start RECORDS SUPPLIED

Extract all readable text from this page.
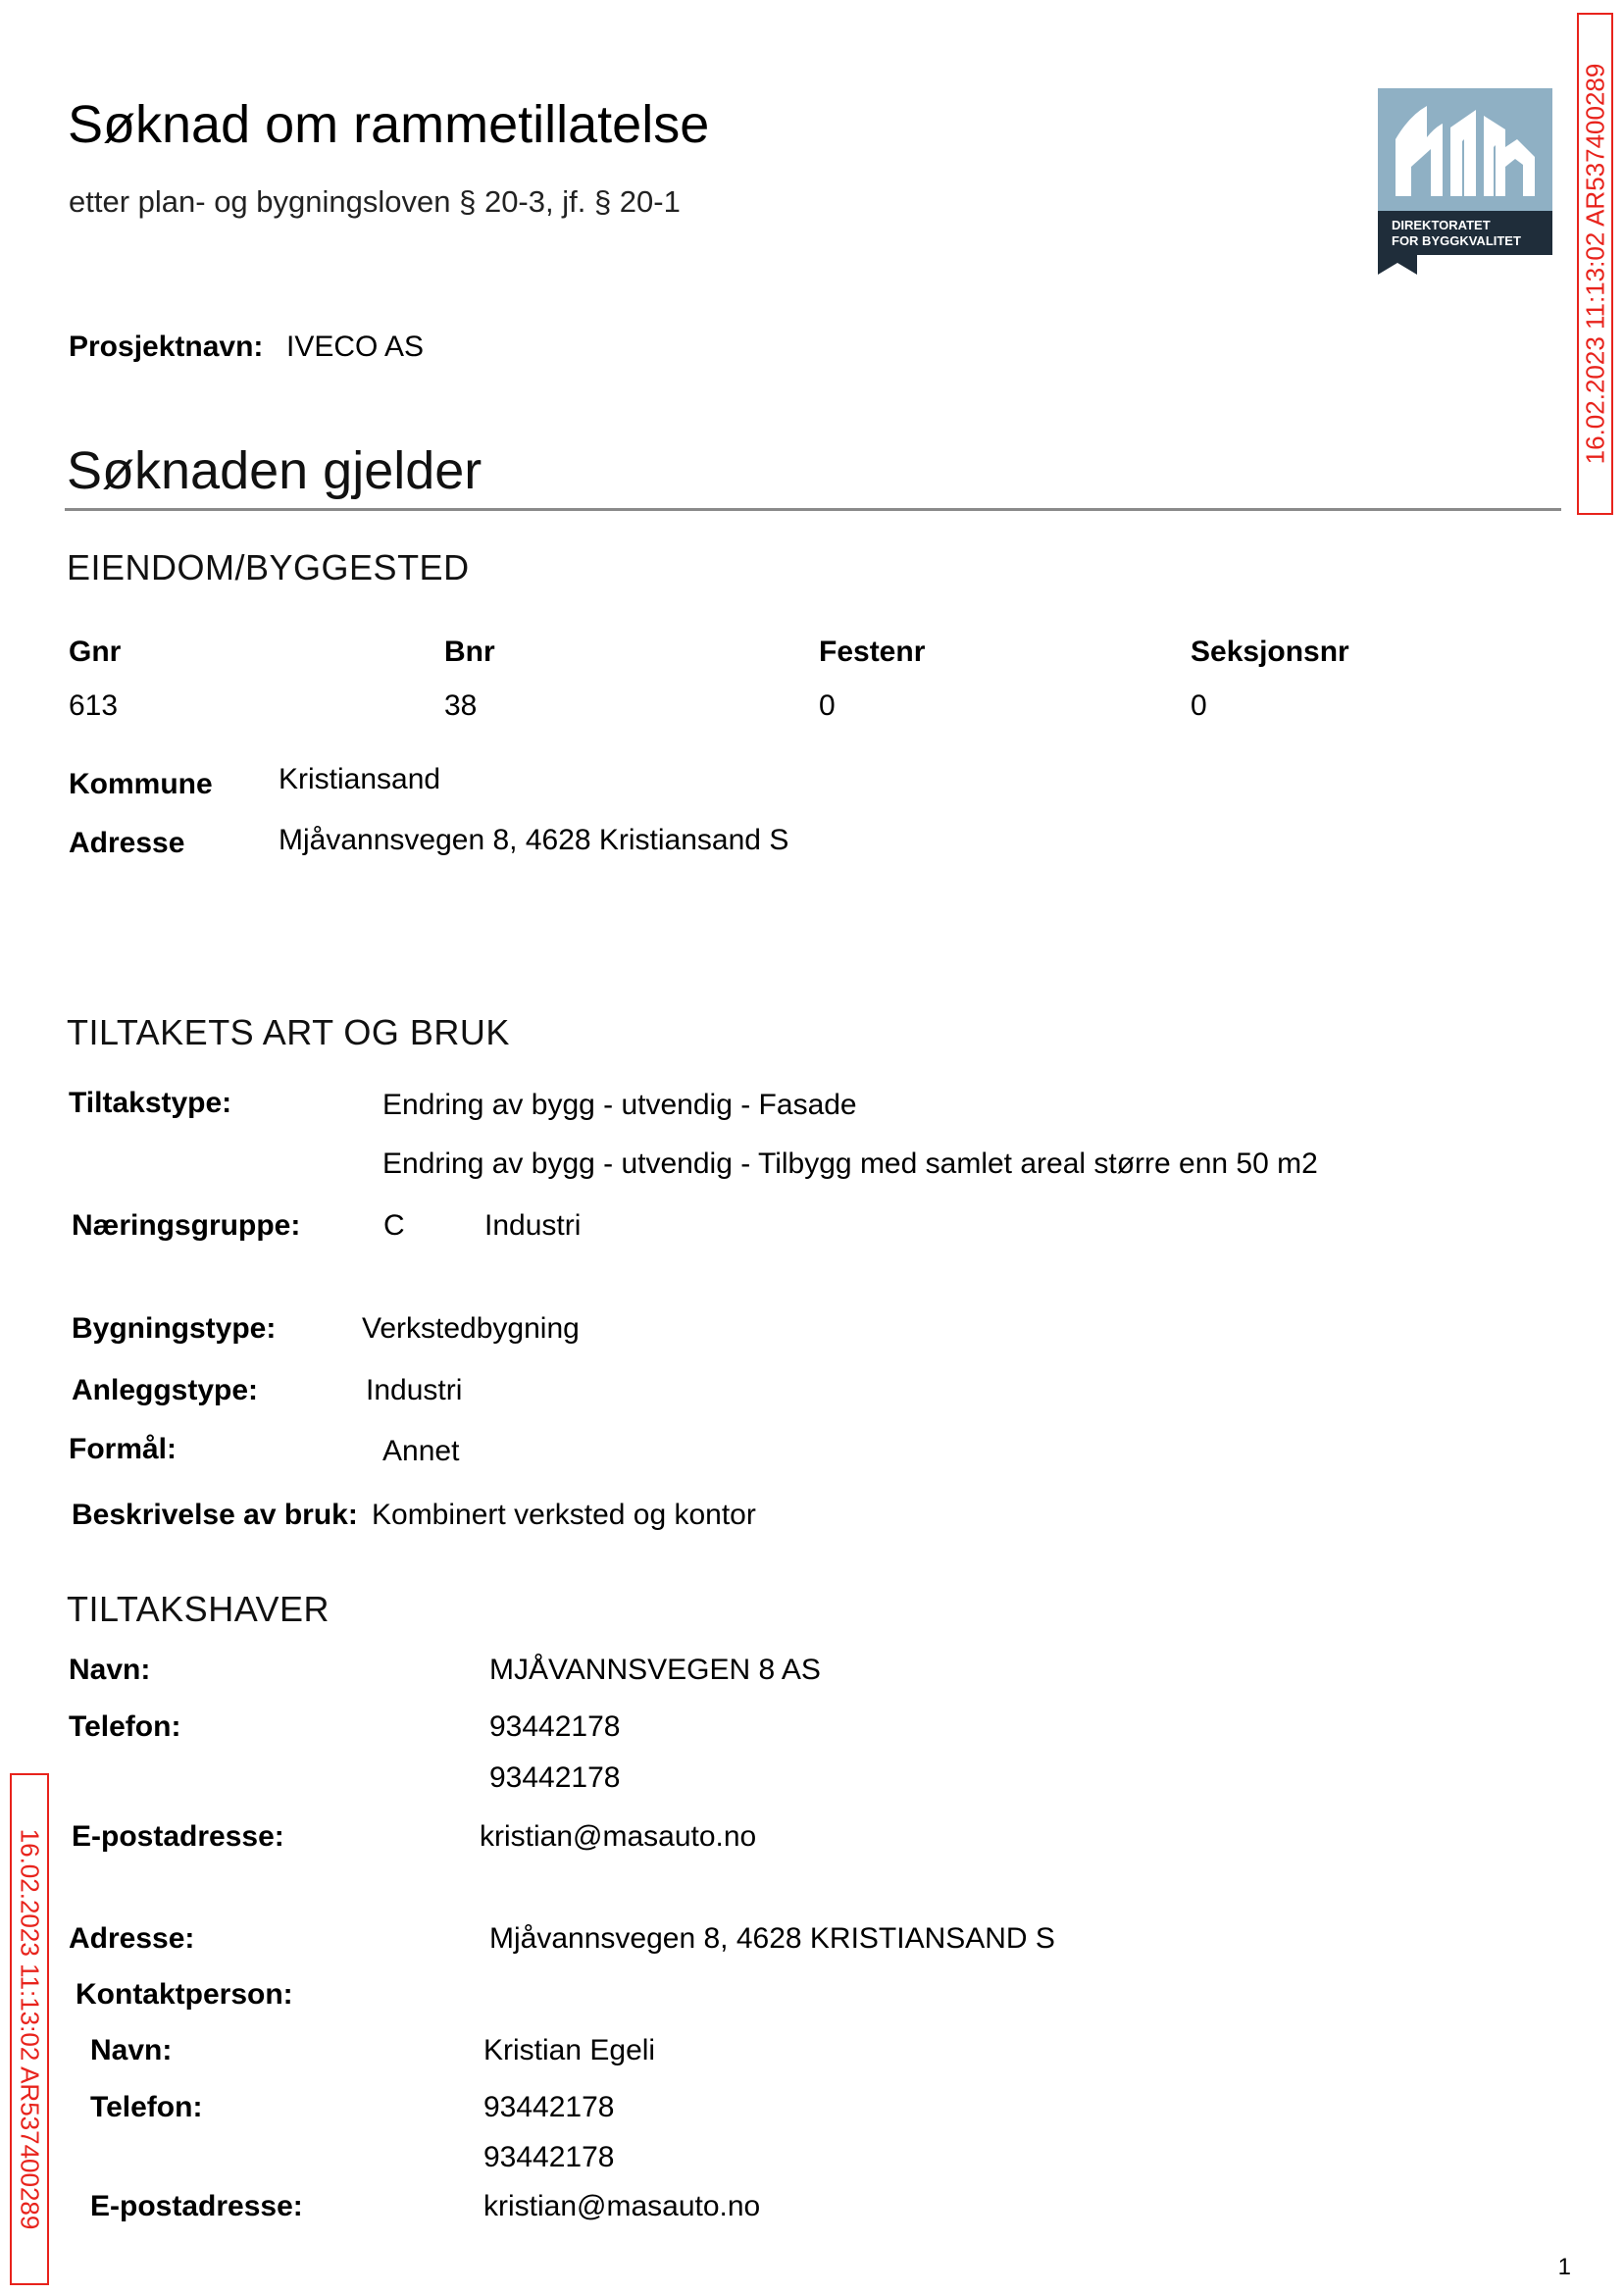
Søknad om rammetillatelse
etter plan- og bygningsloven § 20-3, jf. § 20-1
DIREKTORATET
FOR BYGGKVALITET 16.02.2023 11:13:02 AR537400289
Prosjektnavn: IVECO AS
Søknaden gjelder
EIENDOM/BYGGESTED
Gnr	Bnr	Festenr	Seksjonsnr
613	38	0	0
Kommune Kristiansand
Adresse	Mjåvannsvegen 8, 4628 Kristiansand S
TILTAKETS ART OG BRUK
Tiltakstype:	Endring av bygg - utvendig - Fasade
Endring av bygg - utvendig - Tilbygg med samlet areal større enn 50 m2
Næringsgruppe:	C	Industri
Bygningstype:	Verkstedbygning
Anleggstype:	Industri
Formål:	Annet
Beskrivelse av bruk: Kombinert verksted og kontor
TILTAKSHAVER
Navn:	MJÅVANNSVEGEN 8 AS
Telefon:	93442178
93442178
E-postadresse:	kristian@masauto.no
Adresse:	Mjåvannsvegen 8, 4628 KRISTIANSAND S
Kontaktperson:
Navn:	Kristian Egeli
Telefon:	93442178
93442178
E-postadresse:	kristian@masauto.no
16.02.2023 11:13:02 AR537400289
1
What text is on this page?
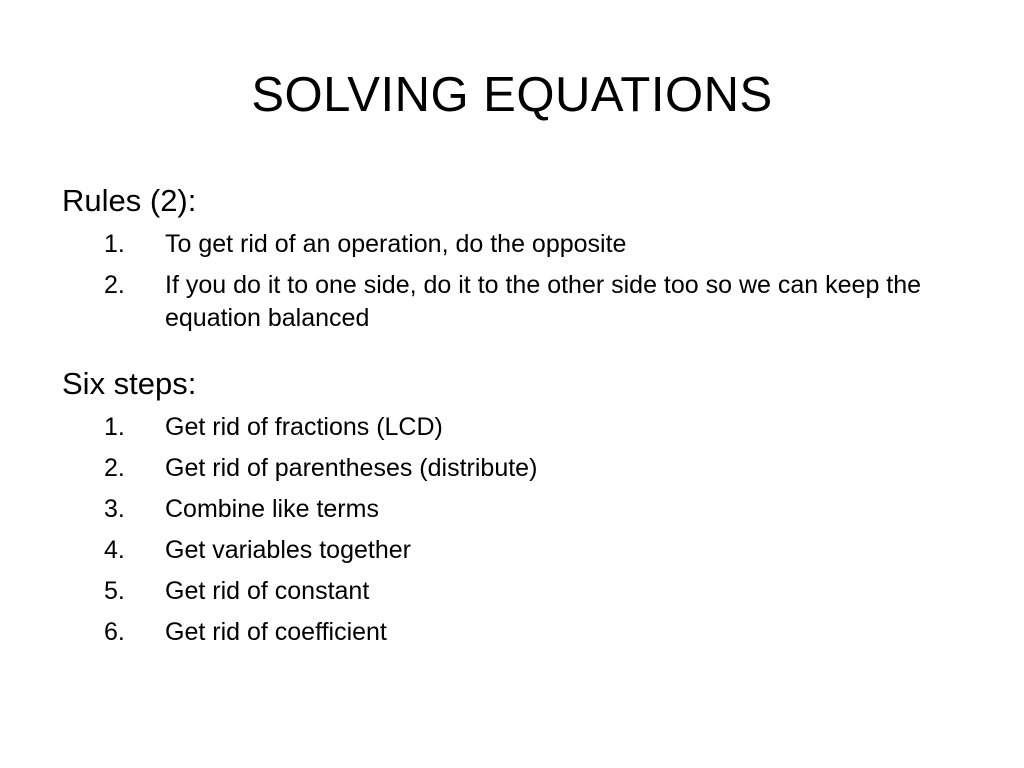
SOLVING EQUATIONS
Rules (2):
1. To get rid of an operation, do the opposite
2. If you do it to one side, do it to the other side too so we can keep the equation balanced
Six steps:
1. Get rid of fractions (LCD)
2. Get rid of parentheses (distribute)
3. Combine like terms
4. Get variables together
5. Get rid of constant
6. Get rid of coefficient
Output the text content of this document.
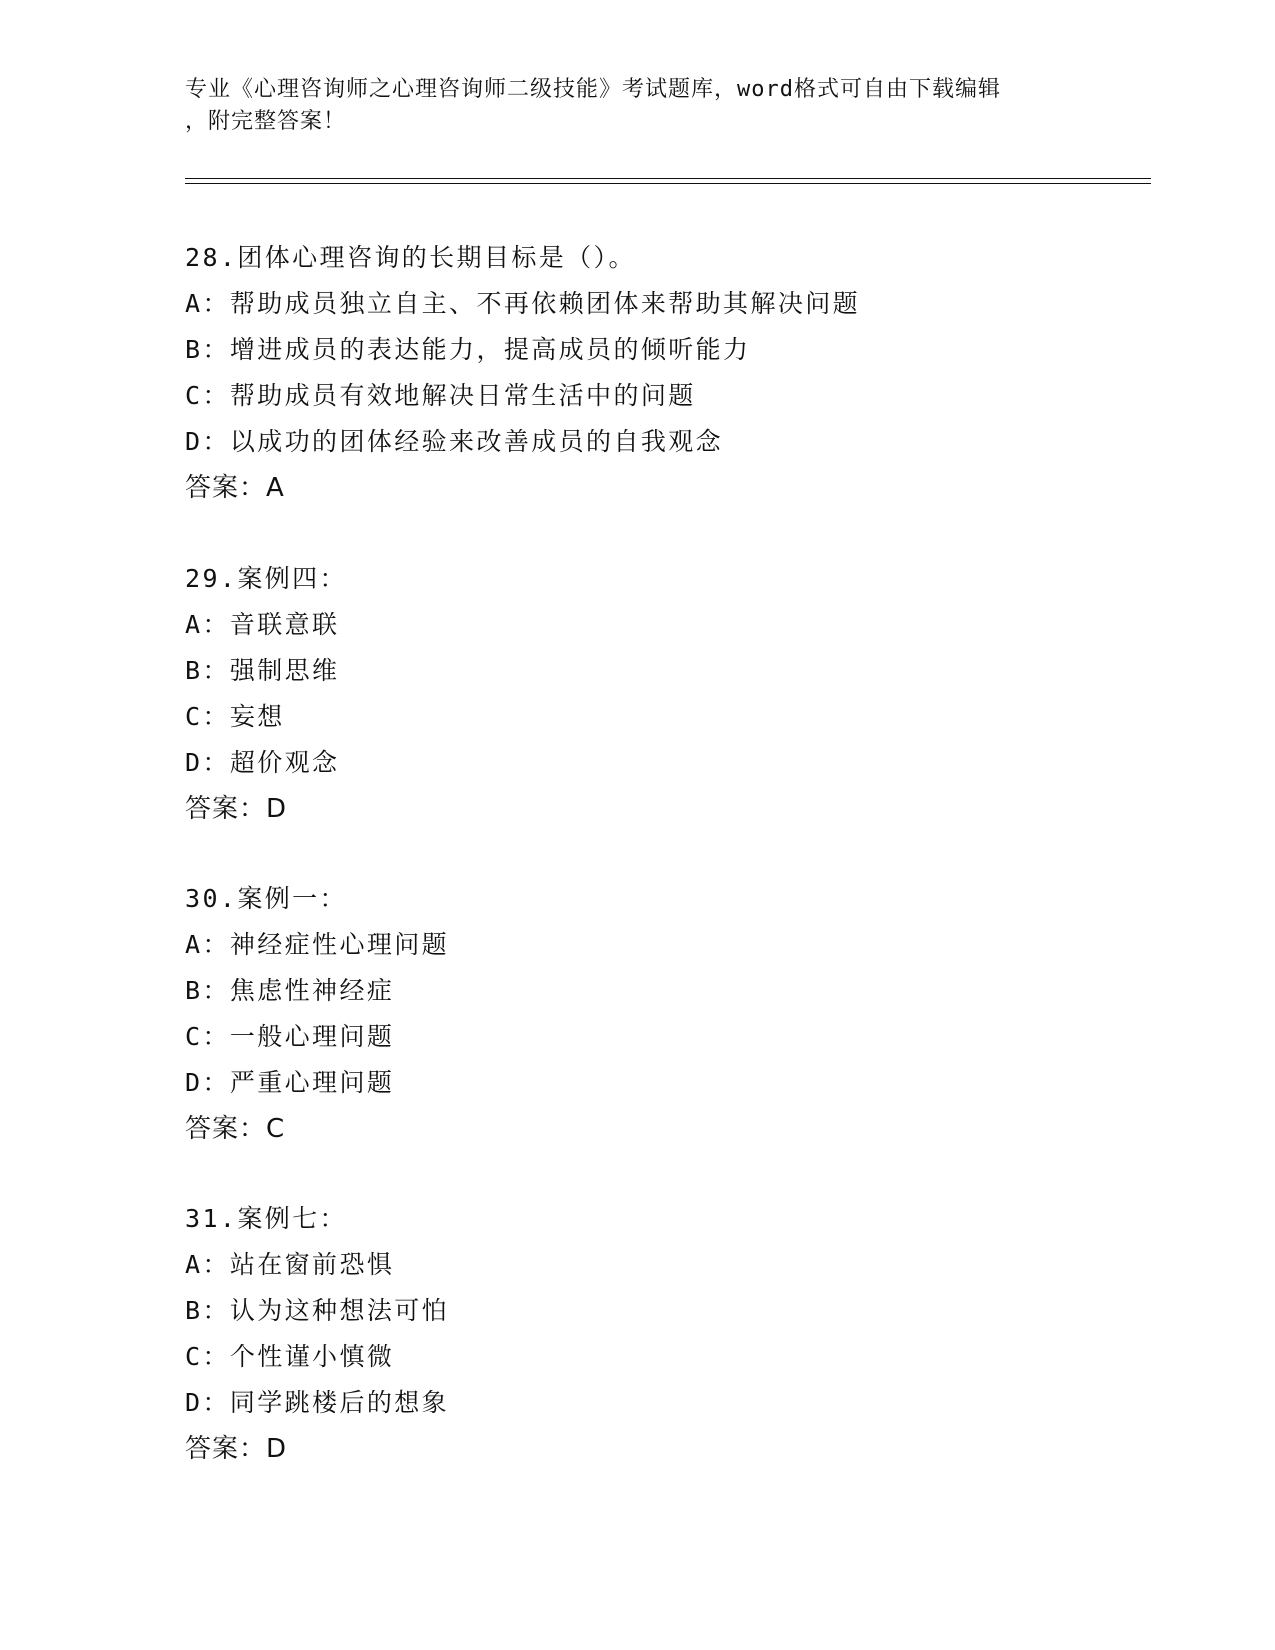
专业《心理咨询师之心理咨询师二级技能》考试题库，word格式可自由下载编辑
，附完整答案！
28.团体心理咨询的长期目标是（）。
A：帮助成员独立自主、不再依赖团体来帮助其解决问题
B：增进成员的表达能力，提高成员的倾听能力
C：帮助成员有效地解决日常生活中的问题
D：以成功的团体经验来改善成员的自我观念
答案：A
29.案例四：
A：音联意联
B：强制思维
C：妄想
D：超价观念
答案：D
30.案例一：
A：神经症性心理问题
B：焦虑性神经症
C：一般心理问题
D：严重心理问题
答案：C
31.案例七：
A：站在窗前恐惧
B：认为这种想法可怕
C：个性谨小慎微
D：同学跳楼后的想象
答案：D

end RECORDS SUPPLIED

-- TASK DIRECTIONS --
All records must be output exactly as they are, except for the pictures, which are left out.

-- FULL OUTPUT --
Extract all readable text from this page.
Søknad om rammetillatelse
etter plan- og bygningsloven § 20-3, jf. § 20-1
DIREKTORATET
FOR BYGGKVALITET 16.02.2023 11:13:02 AR537400289
Prosjektnavn: IVECO AS
Søknaden gjelder
EIENDOM/BYGGESTED
Gnr	Bnr	Festenr	Seksjonsnr
613	38	0	0
Kommune Kristiansand
Adresse	Mjåvannsvegen 8, 4628 Kristiansand S
TILTAKETS ART OG BRUK
Tiltakstype:	Endring av bygg - utvendig - Fasade
Endring av bygg - utvendig - Tilbygg med samlet areal større enn 50 m2
Næringsgruppe:	C	Industri
Bygningstype:	Verkstedbygning
Anleggstype:	Industri
Formål:	Annet
Beskrivelse av bruk: Kombinert verksted og kontor
TILTAKSHAVER
Navn:	MJÅVANNSVEGEN 8 AS
Telefon:	93442178
93442178
E-postadresse:	kristian@masauto.no
Adresse:	Mjåvannsvegen 8, 4628 KRISTIANSAND S
Kontaktperson:
Navn:	Kristian Egeli
Telefon:	93442178
93442178
E-postadresse:	kristian@masauto.no
16.02.2023 11:13:02 AR537400289
1
What text is on this page?
SOLVING EQUATIONS
Rules (2):
1. To get rid of an operation, do the opposite
2. If you do it to one side, do it to the other side too so we can keep the equation balanced
Six steps:
1. Get rid of fractions (LCD)
2. Get rid of parentheses (distribute)
3. Combine like terms
4. Get variables together
5. Get rid of constant
6. Get rid of coefficient
Output the text content of this document.
专业《心理咨询师之心理咨询师二级技能》考试题库，word格式可自由下载编辑
，附完整答案！
28.团体心理咨询的长期目标是（）。
A：帮助成员独立自主、不再依赖团体来帮助其解决问题
B：增进成员的表达能力，提高成员的倾听能力
C：帮助成员有效地解决日常生活中的问题
D：以成功的团体经验来改善成员的自我观念
答案：A
29.案例四：
A：音联意联
B：强制思维
C：妄想
D：超价观念
答案：D
30.案例一：
A：神经症性心理问题
B：焦虑性神经症
C：一般心理问题
D：严重心理问题
答案：C
31.案例七：
A：站在窗前恐惧
B：认为这种想法可怕
C：个性谨小慎微
D：同学跳楼后的想象
答案：D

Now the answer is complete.